(Dataset records)

++++++++++

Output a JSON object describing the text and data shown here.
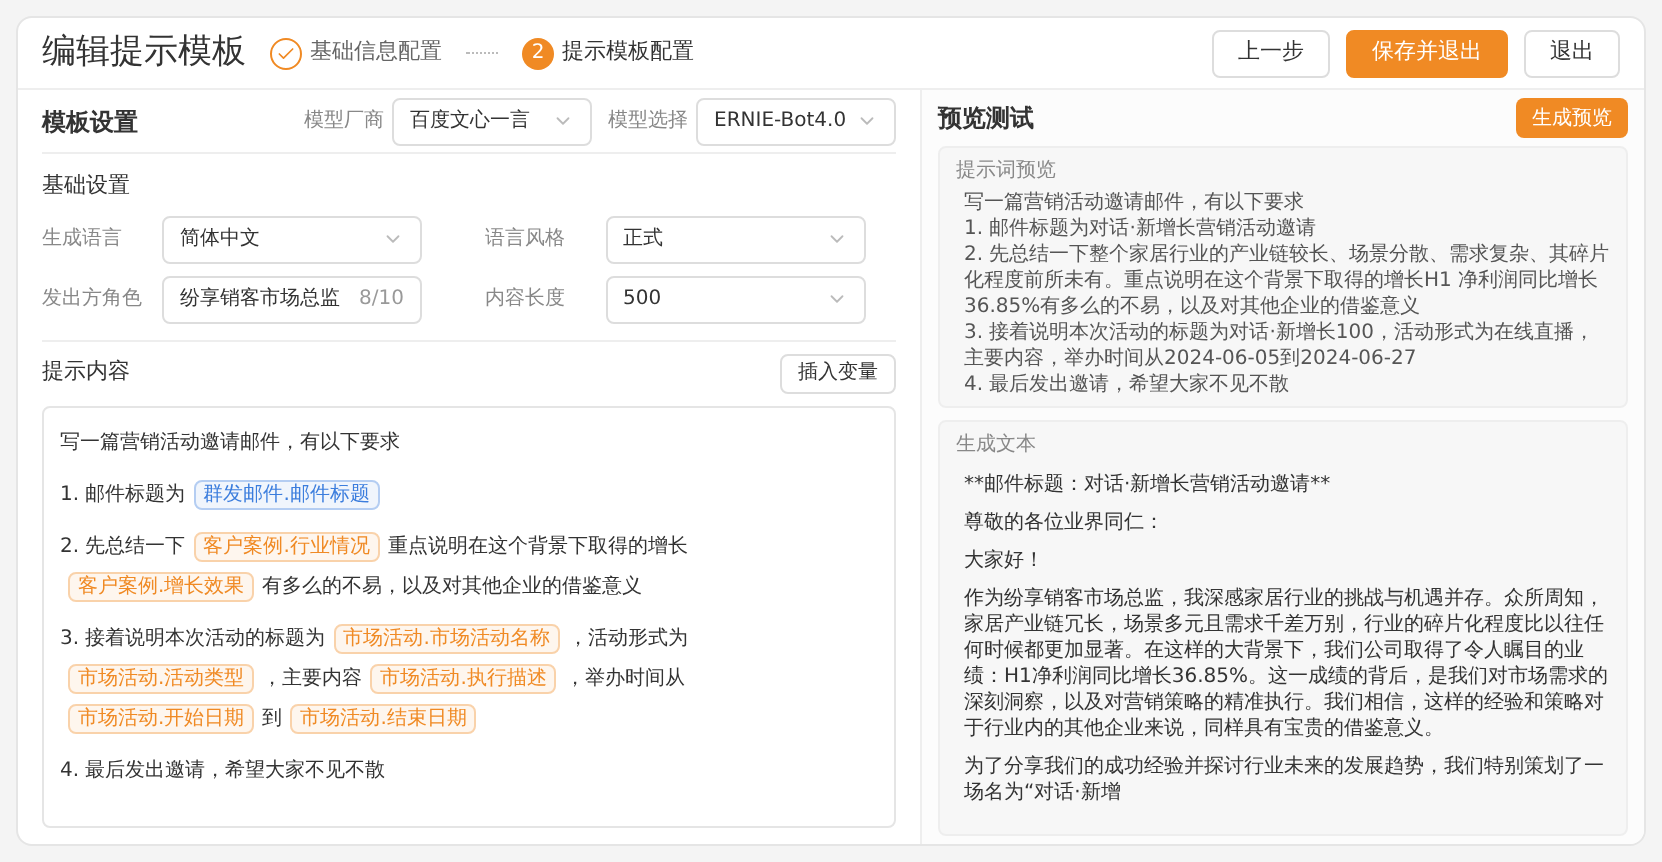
{
  "title": "编辑提示模板",
  "steps": [
    {
      "label": "基础信息配置",
      "kind": "done"
    },
    {
      "label": "提示模板配置",
      "kind": "current",
      "number": "2"
    }
  ],
  "header_buttons": [
    {
      "label": "上一步",
      "kind": "default"
    },
    {
      "label": "保存并退出",
      "kind": "primary"
    },
    {
      "label": "退出",
      "kind": "default"
    }
  ],
  "template_settings": {
    "title": "模板设置",
    "model_fields": [
      {
        "label": "模型厂商",
        "value": "百度文心一言"
      },
      {
        "label": "模型选择",
        "value": "ERNIE-Bot4.0"
      }
    ],
    "basic_title": "基础设置",
    "fields": [
      {
        "label": "生成语言",
        "value": "简体中文",
        "kind": "select"
      },
      {
        "label": "语言风格",
        "value": "正式",
        "kind": "select"
      },
      {
        "label": "发出方角色",
        "value": "纷享销客市场总监",
        "counter": "8/10",
        "kind": "input"
      },
      {
        "label": "内容长度",
        "value": "500",
        "kind": "select"
      }
    ]
  },
  "prompt": {
    "title": "提示内容",
    "button": "插入变量",
    "lines": [
      {
        "segments": [
          {
            "kind": "text",
            "text": "写一篇营销活动邀请邮件，有以下要求"
          }
        ]
      },
      {
        "segments": [
          {
            "kind": "text",
            "text": "1. 邮件标题为"
          },
          {
            "kind": "variable",
            "text": "群发邮件.邮件标题",
            "color": "#3b7ddd"
          }
        ]
      },
      {
        "segments": [
          {
            "kind": "text",
            "text": "2. 先总结一下"
          },
          {
            "kind": "variable",
            "text": "客户案例.行业情况",
            "color": "#f08a24"
          },
          {
            "kind": "text",
            "text": "重点说明在这个背景下取得的增长"
          },
          {
            "kind": "variable",
            "text": "客户案例.增长效果",
            "color": "#f08a24"
          },
          {
            "kind": "text",
            "text": "有多么的不易，以及对其他企业的借鉴意义"
          }
        ]
      },
      {
        "segments": [
          {
            "kind": "text",
            "text": "3. 接着说明本次活动的标题为"
          },
          {
            "kind": "variable",
            "text": "市场活动.市场活动名称",
            "color": "#f08a24"
          },
          {
            "kind": "text",
            "text": "，活动形式为"
          },
          {
            "kind": "variable",
            "text": "市场活动.活动类型",
            "color": "#f08a24"
          },
          {
            "kind": "text",
            "text": "，主要内容"
          },
          {
            "kind": "variable",
            "text": "市场活动.执行描述",
            "color": "#f08a24"
          },
          {
            "kind": "text",
            "text": "，举办时间从"
          },
          {
            "kind": "variable",
            "text": "市场活动.开始日期",
            "color": "#f08a24"
          },
          {
            "kind": "text",
            "text": "到"
          },
          {
            "kind": "variable",
            "text": "市场活动.结束日期",
            "color": "#f08a24"
          }
        ]
      },
      {
        "segments": [
          {
            "kind": "text",
            "text": "4. 最后发出邀请，希望大家不见不散"
          }
        ]
      }
    ]
  },
  "preview": {
    "title": "预览测试",
    "button": "生成预览",
    "prompt_label": "提示词预览",
    "prompt_lines": [
      "写一篇营销活动邀请邮件，有以下要求",
      "1. 邮件标题为对话·新增长营销活动邀请",
      "2. 先总结一下整个家居行业的产业链较长、场景分散、需求复杂、其碎片化程度前所未有。重点说明在这个背景下取得的增长H1 净利润同比增长 36.85%有多么的不易，以及对其他企业的借鉴意义",
      "3. 接着说明本次活动的标题为对话·新增长100，活动形式为在线直播，主要内容，举办时间从2024-06-05到2024-06-27",
      "4. 最后发出邀请，希望大家不见不散"
    ],
    "output_label": "生成文本",
    "output_paragraphs": [
      "**邮件标题：对话·新增长营销活动邀请**",
      "尊敬的各位业界同仁：",
      "大家好！",
      "作为纷享销客市场总监，我深感家居行业的挑战与机遇并存。众所周知，家居产业链冗长，场景多元且需求千差万别，行业的碎片化程度比以往任何时候都更加显著。在这样的大背景下，我们公司取得了令人瞩目的业绩：H1净利润同比增长36.85%。这一成绩的背后，是我们对市场需求的深刻洞察，以及对营销策略的精准执行。我们相信，这样的经验和策略对于行业内的其他企业来说，同样具有宝贵的借鉴意义。",
      "为了分享我们的成功经验并探讨行业未来的发展趋势，我们特别策划了一场名为“对话·新增"
    ]
  }
}
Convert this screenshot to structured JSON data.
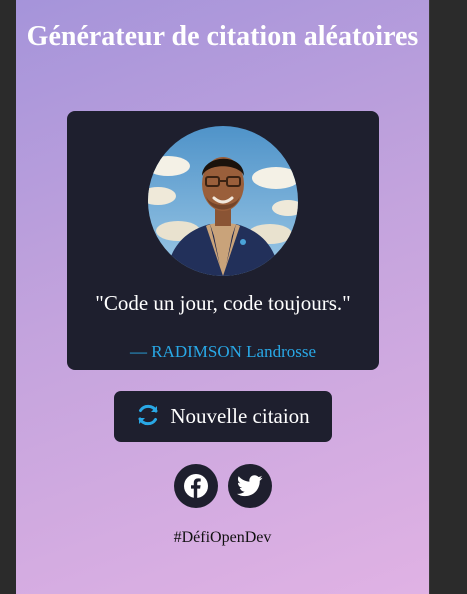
{
  "app": {
    "title": "Générateur de citation aléatoires"
  },
  "quote_card": {
    "avatar_icon": "developer-avatar",
    "quote": "\"Code un jour, code toujours.\"",
    "author": "— RADIMSON Landrosse"
  },
  "actions": {
    "new_quote_icon": "refresh-icon",
    "new_quote_label": "Nouvelle citaion"
  },
  "socials": [
    {
      "name": "facebook-icon"
    },
    {
      "name": "twitter-icon"
    }
  ],
  "footer": {
    "hashtag": "#DéfiOpenDev"
  },
  "colors": {
    "card_bg": "#1e1f2e",
    "author": "#29a8e6",
    "gradient_start": "#a594da",
    "gradient_end": "#e0b2e4"
  }
}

++++++++++

=== Problem ===
Look over the listing. Pull out every line with the string "name" in it.

=== Complete output ===
      "name": "facebook-icon"
      "name": "twitter-icon"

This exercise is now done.